— START SUPPLIED MATERIAL —

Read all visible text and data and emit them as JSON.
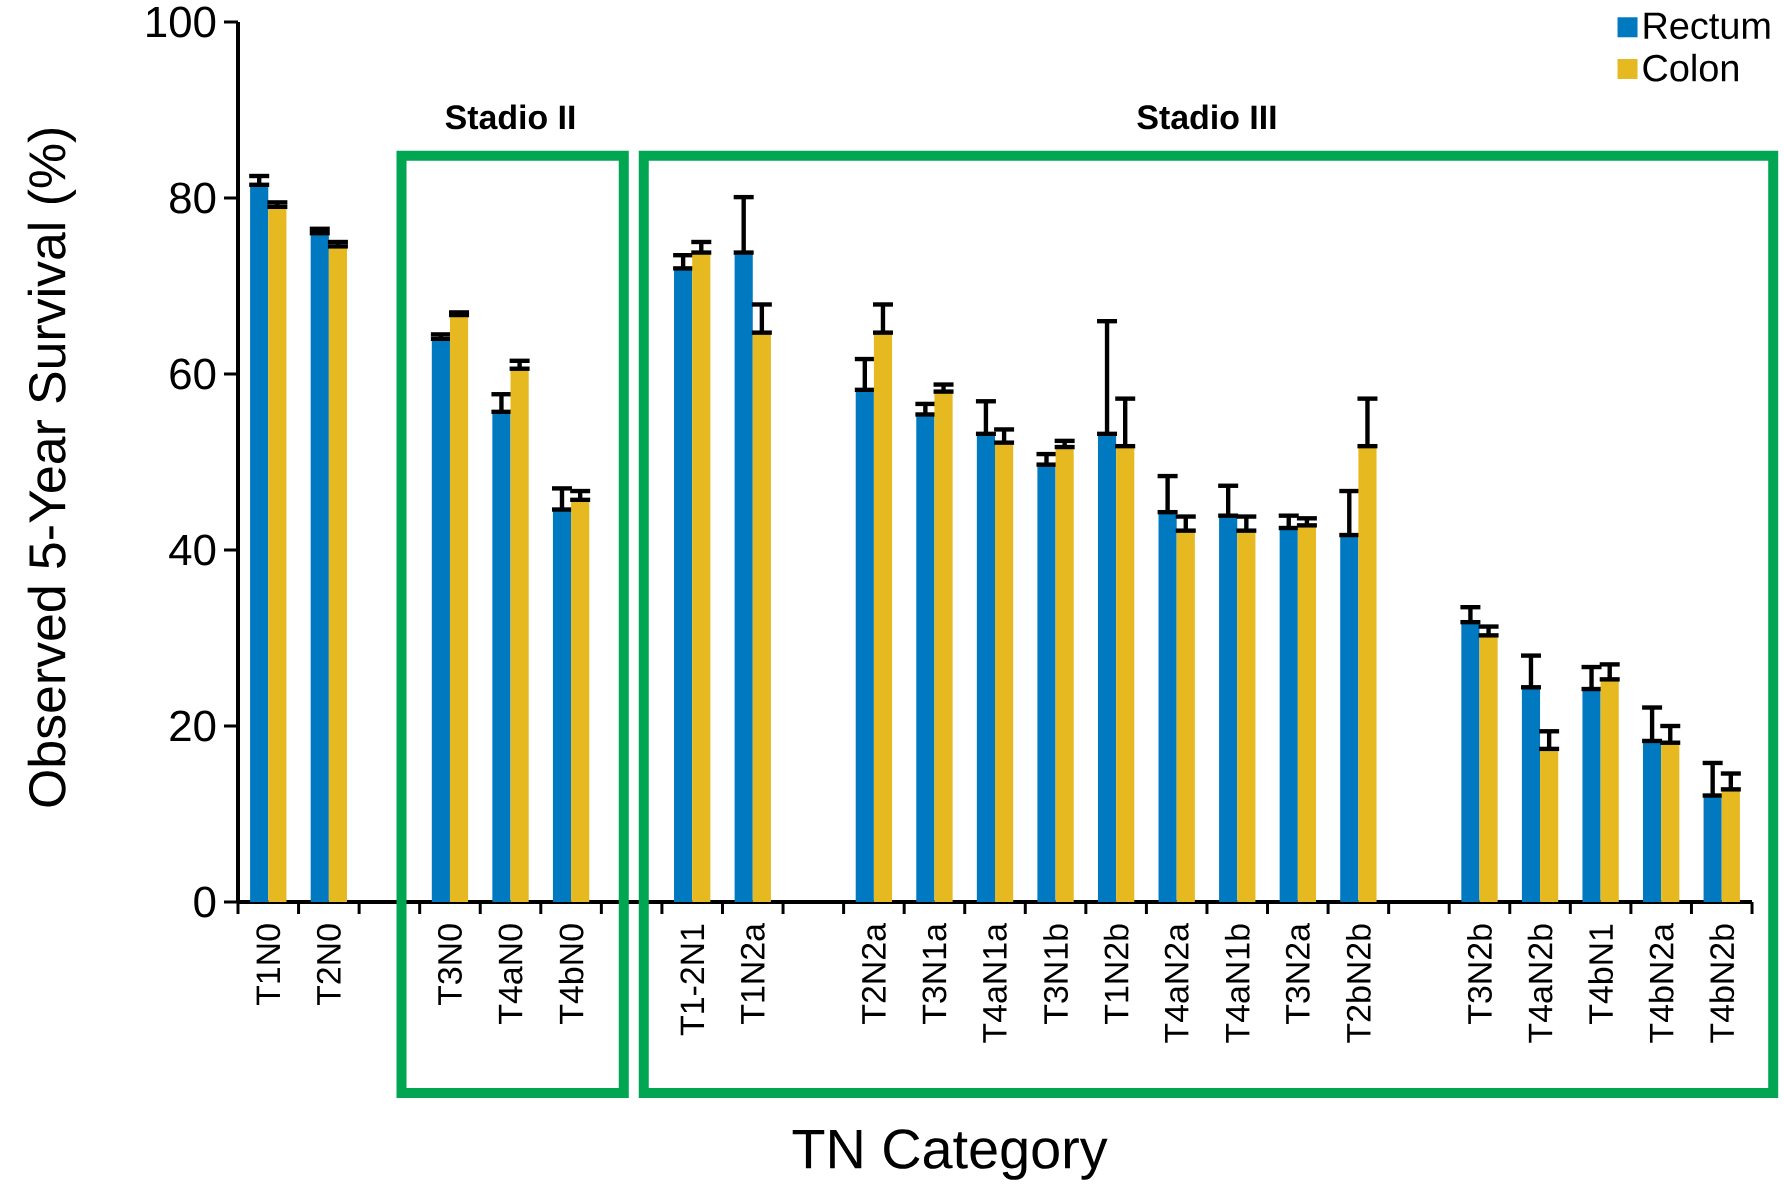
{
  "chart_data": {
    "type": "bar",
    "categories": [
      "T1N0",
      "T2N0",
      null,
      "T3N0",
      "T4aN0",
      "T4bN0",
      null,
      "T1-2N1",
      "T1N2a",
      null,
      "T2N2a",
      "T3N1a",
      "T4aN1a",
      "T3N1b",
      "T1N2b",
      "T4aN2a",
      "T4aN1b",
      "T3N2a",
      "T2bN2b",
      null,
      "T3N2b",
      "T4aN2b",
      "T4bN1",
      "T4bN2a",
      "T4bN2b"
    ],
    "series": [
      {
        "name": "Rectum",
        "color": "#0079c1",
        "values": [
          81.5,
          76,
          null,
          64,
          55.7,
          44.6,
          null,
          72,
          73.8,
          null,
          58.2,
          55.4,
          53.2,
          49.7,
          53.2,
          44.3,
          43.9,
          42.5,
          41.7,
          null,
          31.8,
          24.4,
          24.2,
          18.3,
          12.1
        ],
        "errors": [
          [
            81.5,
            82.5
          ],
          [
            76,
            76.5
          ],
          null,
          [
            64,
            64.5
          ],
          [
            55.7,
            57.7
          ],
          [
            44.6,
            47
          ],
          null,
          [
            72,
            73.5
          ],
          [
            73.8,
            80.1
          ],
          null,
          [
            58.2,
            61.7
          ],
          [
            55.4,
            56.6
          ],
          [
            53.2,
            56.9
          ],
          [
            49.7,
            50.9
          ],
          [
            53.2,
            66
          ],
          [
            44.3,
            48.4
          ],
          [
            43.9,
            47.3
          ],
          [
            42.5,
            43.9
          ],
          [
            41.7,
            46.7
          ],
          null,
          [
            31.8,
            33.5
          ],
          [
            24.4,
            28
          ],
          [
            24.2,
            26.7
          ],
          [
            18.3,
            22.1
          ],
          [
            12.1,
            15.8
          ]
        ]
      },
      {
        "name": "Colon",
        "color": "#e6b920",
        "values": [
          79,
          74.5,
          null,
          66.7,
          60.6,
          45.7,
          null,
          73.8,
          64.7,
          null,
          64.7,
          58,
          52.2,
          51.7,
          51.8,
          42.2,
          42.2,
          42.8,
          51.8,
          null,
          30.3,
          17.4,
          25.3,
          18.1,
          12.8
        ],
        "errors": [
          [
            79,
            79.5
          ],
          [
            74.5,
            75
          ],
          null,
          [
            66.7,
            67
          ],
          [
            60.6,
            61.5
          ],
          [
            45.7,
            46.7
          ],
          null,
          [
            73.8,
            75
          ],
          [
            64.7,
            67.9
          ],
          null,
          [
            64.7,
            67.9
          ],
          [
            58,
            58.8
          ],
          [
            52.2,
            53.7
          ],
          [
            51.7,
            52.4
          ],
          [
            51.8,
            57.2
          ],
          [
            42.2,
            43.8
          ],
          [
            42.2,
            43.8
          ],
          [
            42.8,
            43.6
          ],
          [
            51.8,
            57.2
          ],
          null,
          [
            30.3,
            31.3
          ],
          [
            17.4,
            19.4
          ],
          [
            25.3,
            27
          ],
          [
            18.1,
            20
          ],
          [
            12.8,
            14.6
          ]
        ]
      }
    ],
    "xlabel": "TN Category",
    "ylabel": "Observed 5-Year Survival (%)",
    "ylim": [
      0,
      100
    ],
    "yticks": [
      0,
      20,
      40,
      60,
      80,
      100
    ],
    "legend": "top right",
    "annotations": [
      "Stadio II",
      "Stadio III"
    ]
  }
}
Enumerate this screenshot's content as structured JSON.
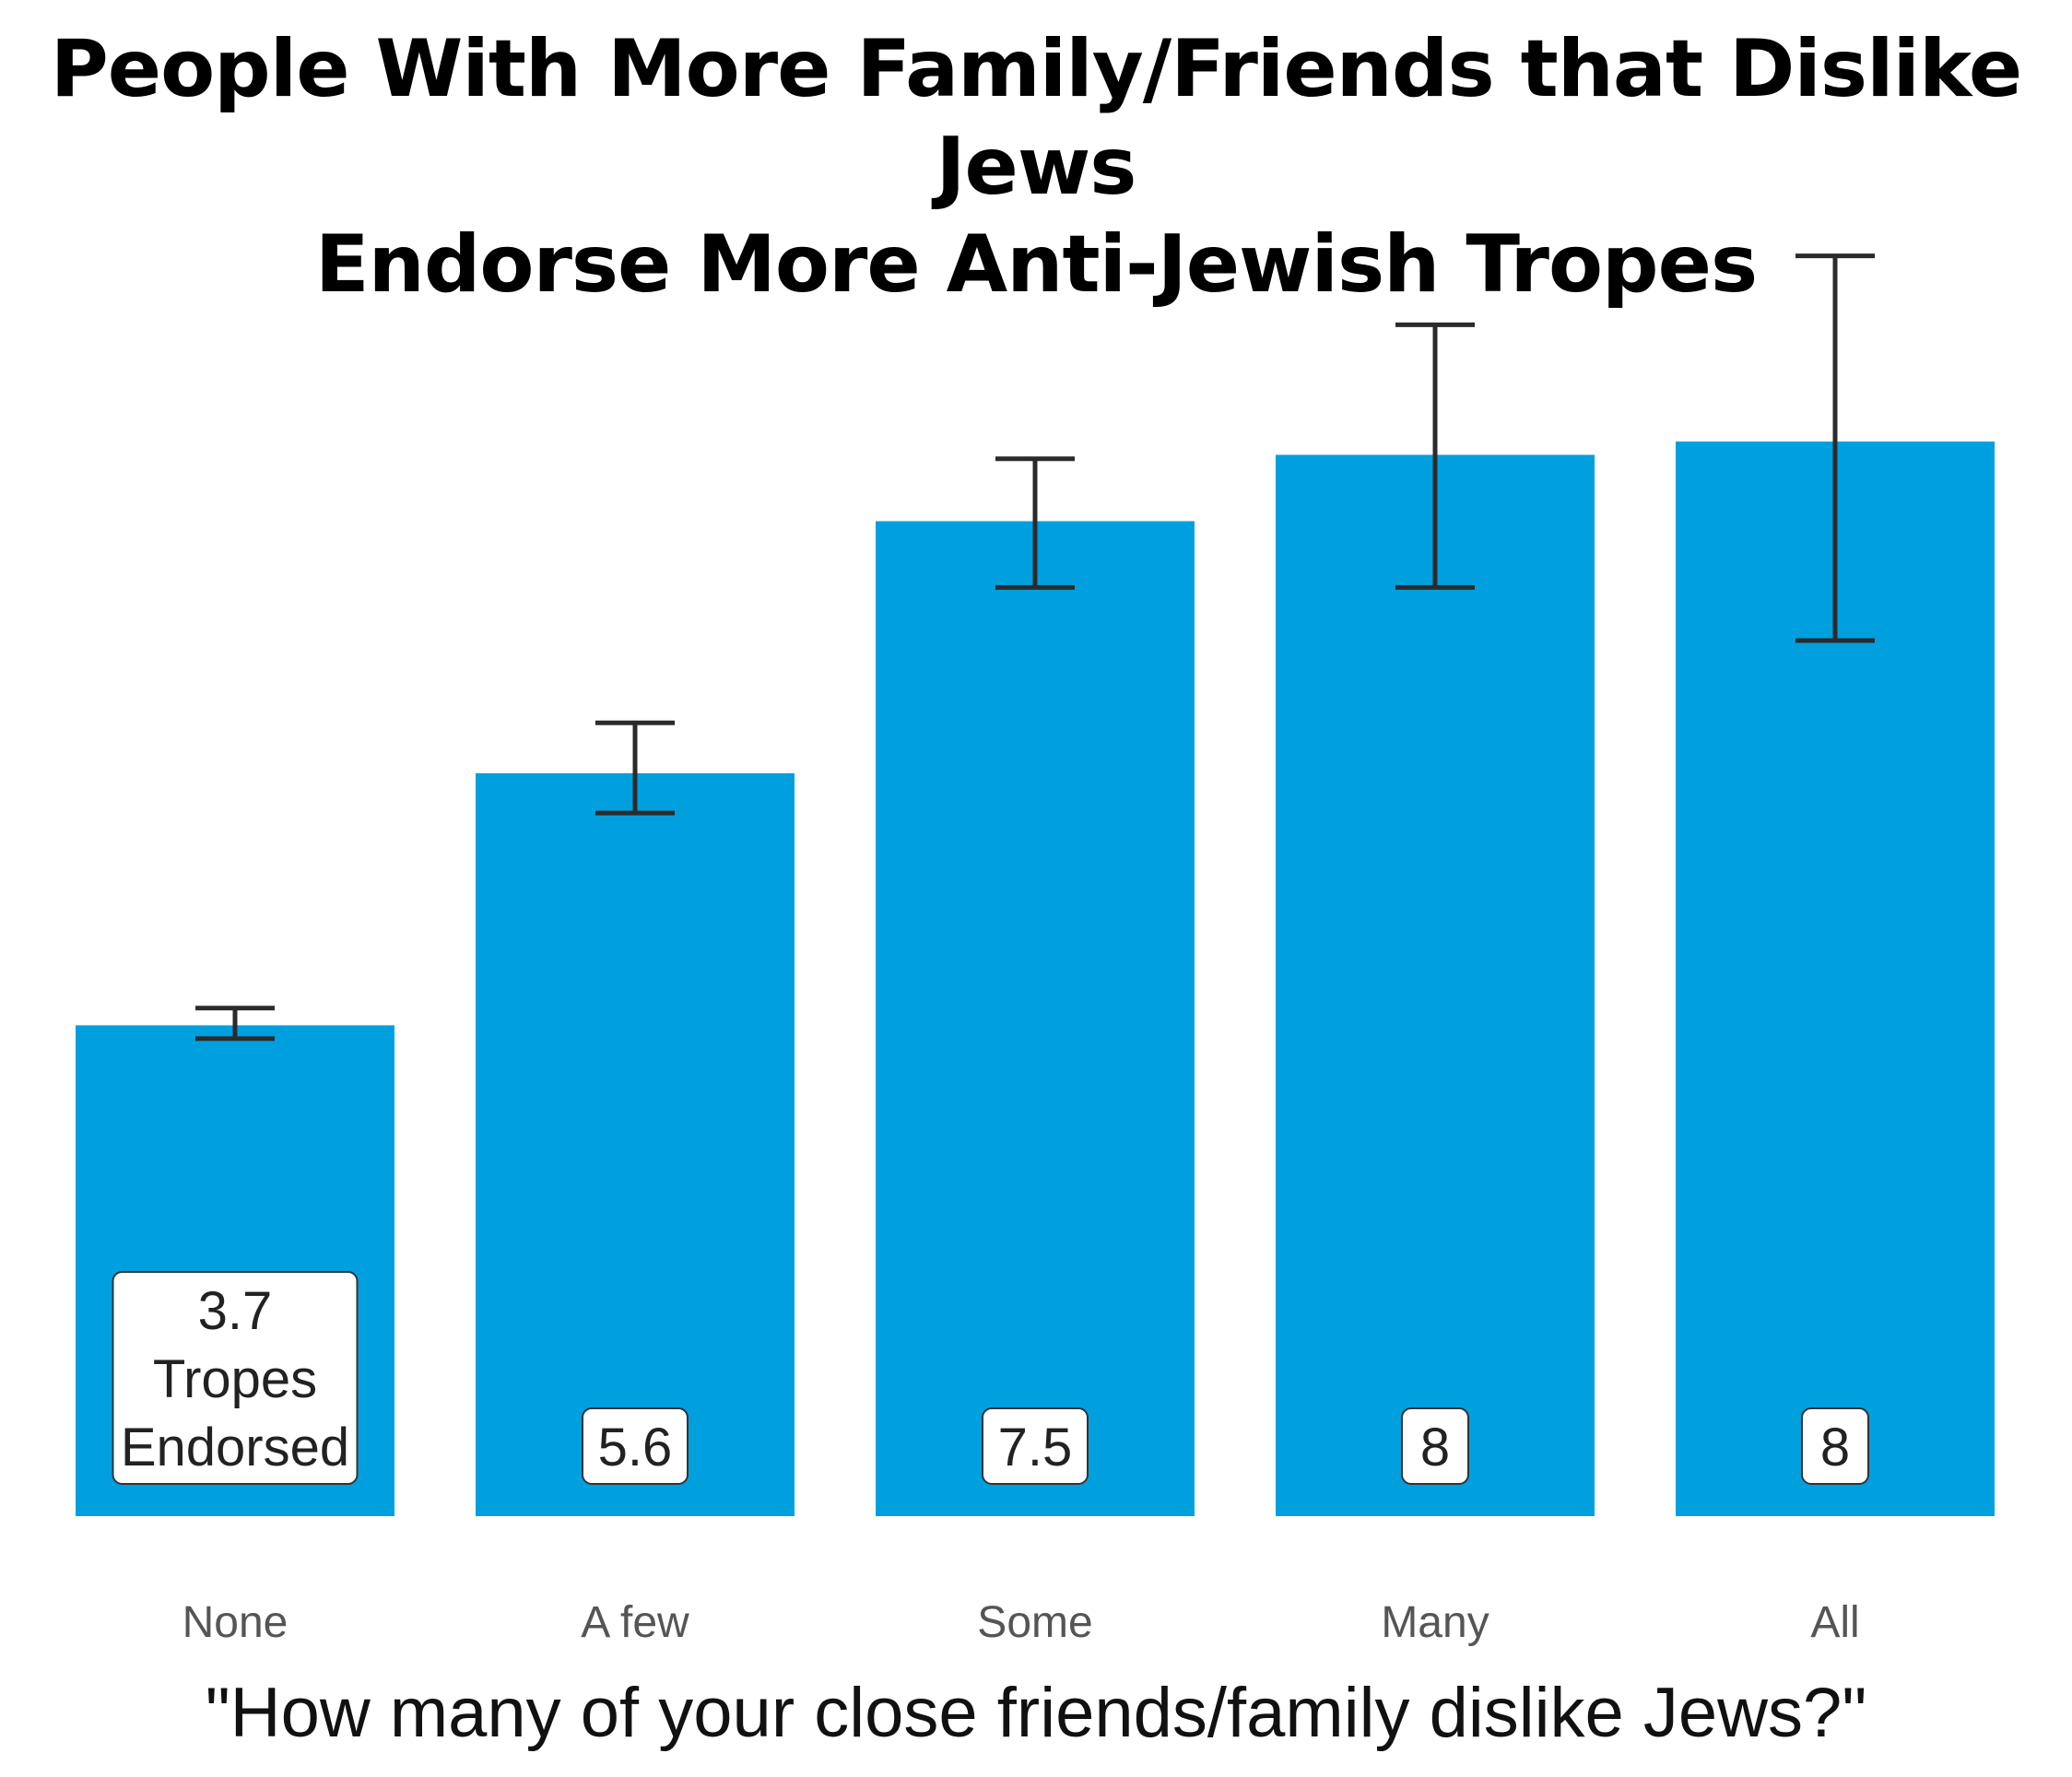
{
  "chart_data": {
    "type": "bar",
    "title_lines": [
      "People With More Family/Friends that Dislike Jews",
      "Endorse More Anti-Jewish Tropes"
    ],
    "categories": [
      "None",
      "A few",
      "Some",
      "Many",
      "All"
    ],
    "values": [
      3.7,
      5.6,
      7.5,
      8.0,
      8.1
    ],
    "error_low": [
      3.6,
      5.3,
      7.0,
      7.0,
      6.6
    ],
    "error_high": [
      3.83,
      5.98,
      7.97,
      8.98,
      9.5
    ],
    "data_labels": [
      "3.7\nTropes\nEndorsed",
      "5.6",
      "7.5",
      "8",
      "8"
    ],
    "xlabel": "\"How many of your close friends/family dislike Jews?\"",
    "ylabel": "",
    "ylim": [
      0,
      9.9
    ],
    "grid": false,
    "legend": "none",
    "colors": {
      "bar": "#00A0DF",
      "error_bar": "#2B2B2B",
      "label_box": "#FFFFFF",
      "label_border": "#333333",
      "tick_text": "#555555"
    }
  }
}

— END SUPPLIED MATERIAL —

● SHORT TASK
Go through the listing above and write it out again exactly, dropping the pictures.

● ANSWER TO THIS TASK
Read all visible text and data and emit them as JSON.
{
  "chart_data": {
    "type": "bar",
    "categories": [
      "T1N0",
      "T2N0",
      null,
      "T3N0",
      "T4aN0",
      "T4bN0",
      null,
      "T1-2N1",
      "T1N2a",
      null,
      "T2N2a",
      "T3N1a",
      "T4aN1a",
      "T3N1b",
      "T1N2b",
      "T4aN2a",
      "T4aN1b",
      "T3N2a",
      "T2bN2b",
      null,
      "T3N2b",
      "T4aN2b",
      "T4bN1",
      "T4bN2a",
      "T4bN2b"
    ],
    "series": [
      {
        "name": "Rectum",
        "color": "#0079c1",
        "values": [
          81.5,
          76,
          null,
          64,
          55.7,
          44.6,
          null,
          72,
          73.8,
          null,
          58.2,
          55.4,
          53.2,
          49.7,
          53.2,
          44.3,
          43.9,
          42.5,
          41.7,
          null,
          31.8,
          24.4,
          24.2,
          18.3,
          12.1
        ],
        "errors": [
          [
            81.5,
            82.5
          ],
          [
            76,
            76.5
          ],
          null,
          [
            64,
            64.5
          ],
          [
            55.7,
            57.7
          ],
          [
            44.6,
            47
          ],
          null,
          [
            72,
            73.5
          ],
          [
            73.8,
            80.1
          ],
          null,
          [
            58.2,
            61.7
          ],
          [
            55.4,
            56.6
          ],
          [
            53.2,
            56.9
          ],
          [
            49.7,
            50.9
          ],
          [
            53.2,
            66
          ],
          [
            44.3,
            48.4
          ],
          [
            43.9,
            47.3
          ],
          [
            42.5,
            43.9
          ],
          [
            41.7,
            46.7
          ],
          null,
          [
            31.8,
            33.5
          ],
          [
            24.4,
            28
          ],
          [
            24.2,
            26.7
          ],
          [
            18.3,
            22.1
          ],
          [
            12.1,
            15.8
          ]
        ]
      },
      {
        "name": "Colon",
        "color": "#e6b920",
        "values": [
          79,
          74.5,
          null,
          66.7,
          60.6,
          45.7,
          null,
          73.8,
          64.7,
          null,
          64.7,
          58,
          52.2,
          51.7,
          51.8,
          42.2,
          42.2,
          42.8,
          51.8,
          null,
          30.3,
          17.4,
          25.3,
          18.1,
          12.8
        ],
        "errors": [
          [
            79,
            79.5
          ],
          [
            74.5,
            75
          ],
          null,
          [
            66.7,
            67
          ],
          [
            60.6,
            61.5
          ],
          [
            45.7,
            46.7
          ],
          null,
          [
            73.8,
            75
          ],
          [
            64.7,
            67.9
          ],
          null,
          [
            64.7,
            67.9
          ],
          [
            58,
            58.8
          ],
          [
            52.2,
            53.7
          ],
          [
            51.7,
            52.4
          ],
          [
            51.8,
            57.2
          ],
          [
            42.2,
            43.8
          ],
          [
            42.2,
            43.8
          ],
          [
            42.8,
            43.6
          ],
          [
            51.8,
            57.2
          ],
          null,
          [
            30.3,
            31.3
          ],
          [
            17.4,
            19.4
          ],
          [
            25.3,
            27
          ],
          [
            18.1,
            20
          ],
          [
            12.8,
            14.6
          ]
        ]
      }
    ],
    "xlabel": "TN Category",
    "ylabel": "Observed 5-Year Survival (%)",
    "ylim": [
      0,
      100
    ],
    "yticks": [
      0,
      20,
      40,
      60,
      80,
      100
    ],
    "legend": "top right",
    "annotations": [
      "Stadio II",
      "Stadio III"
    ]
  }
}
Enumerate this screenshot's content as structured JSON.
{
  "chart_data": {
    "type": "bar",
    "title_lines": [
      "People With More Family/Friends that Dislike Jews",
      "Endorse More Anti-Jewish Tropes"
    ],
    "categories": [
      "None",
      "A few",
      "Some",
      "Many",
      "All"
    ],
    "values": [
      3.7,
      5.6,
      7.5,
      8.0,
      8.1
    ],
    "error_low": [
      3.6,
      5.3,
      7.0,
      7.0,
      6.6
    ],
    "error_high": [
      3.83,
      5.98,
      7.97,
      8.98,
      9.5
    ],
    "data_labels": [
      "3.7\nTropes\nEndorsed",
      "5.6",
      "7.5",
      "8",
      "8"
    ],
    "xlabel": "\"How many of your close friends/family dislike Jews?\"",
    "ylabel": "",
    "ylim": [
      0,
      9.9
    ],
    "grid": false,
    "legend": "none",
    "colors": {
      "bar": "#00A0DF",
      "error_bar": "#2B2B2B",
      "label_box": "#FFFFFF",
      "label_border": "#333333",
      "tick_text": "#555555"
    }
  }
}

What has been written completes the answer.